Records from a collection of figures

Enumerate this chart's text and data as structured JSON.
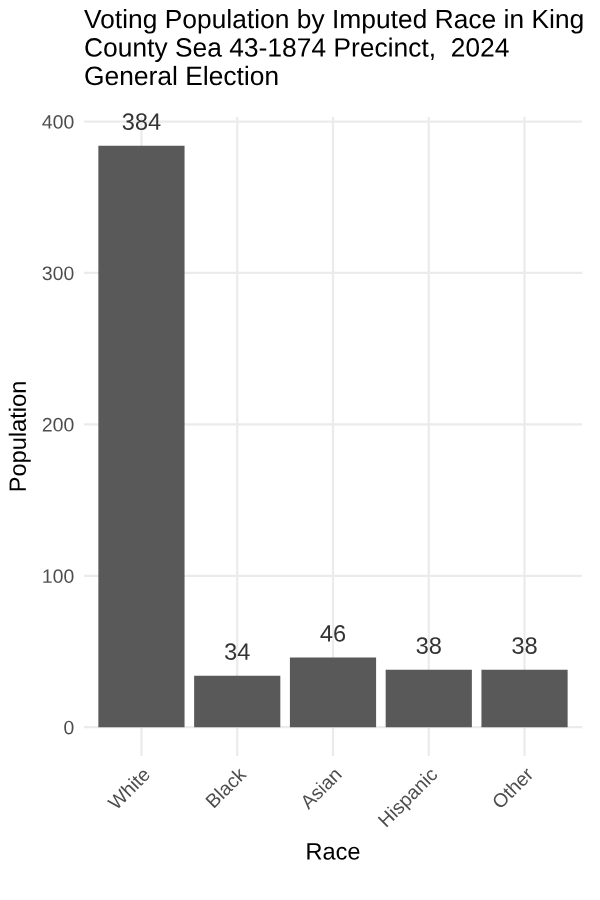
{
  "chart_data": {
    "type": "bar",
    "title": "Voting Population by Imputed Race in King County Sea 43-1874 Precinct,  2024 General Election",
    "xlabel": "Race",
    "ylabel": "Population",
    "categories": [
      "White",
      "Black",
      "Asian",
      "Hispanic",
      "Other"
    ],
    "values": [
      384,
      34,
      46,
      38,
      38
    ],
    "color": "#595959",
    "ylim": [
      -19,
      403
    ],
    "yticks": [
      0,
      100,
      200,
      300,
      400
    ],
    "grid": true,
    "data_labels": true
  }
}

EXERCISE: Images do not belong in the copy; reproduce all other parts of the records above verbatim.

WRITTEN SOLUTION:
Enumerate this chart's text and data as structured JSON.
{
  "chart_data": {
    "type": "bar",
    "title": "Voting Population by Imputed Race in King County Sea 43-1874 Precinct,  2024 General Election",
    "xlabel": "Race",
    "ylabel": "Population",
    "categories": [
      "White",
      "Black",
      "Asian",
      "Hispanic",
      "Other"
    ],
    "values": [
      384,
      34,
      46,
      38,
      38
    ],
    "color": "#595959",
    "ylim": [
      -19,
      403
    ],
    "yticks": [
      0,
      100,
      200,
      300,
      400
    ],
    "grid": true,
    "data_labels": true
  }
}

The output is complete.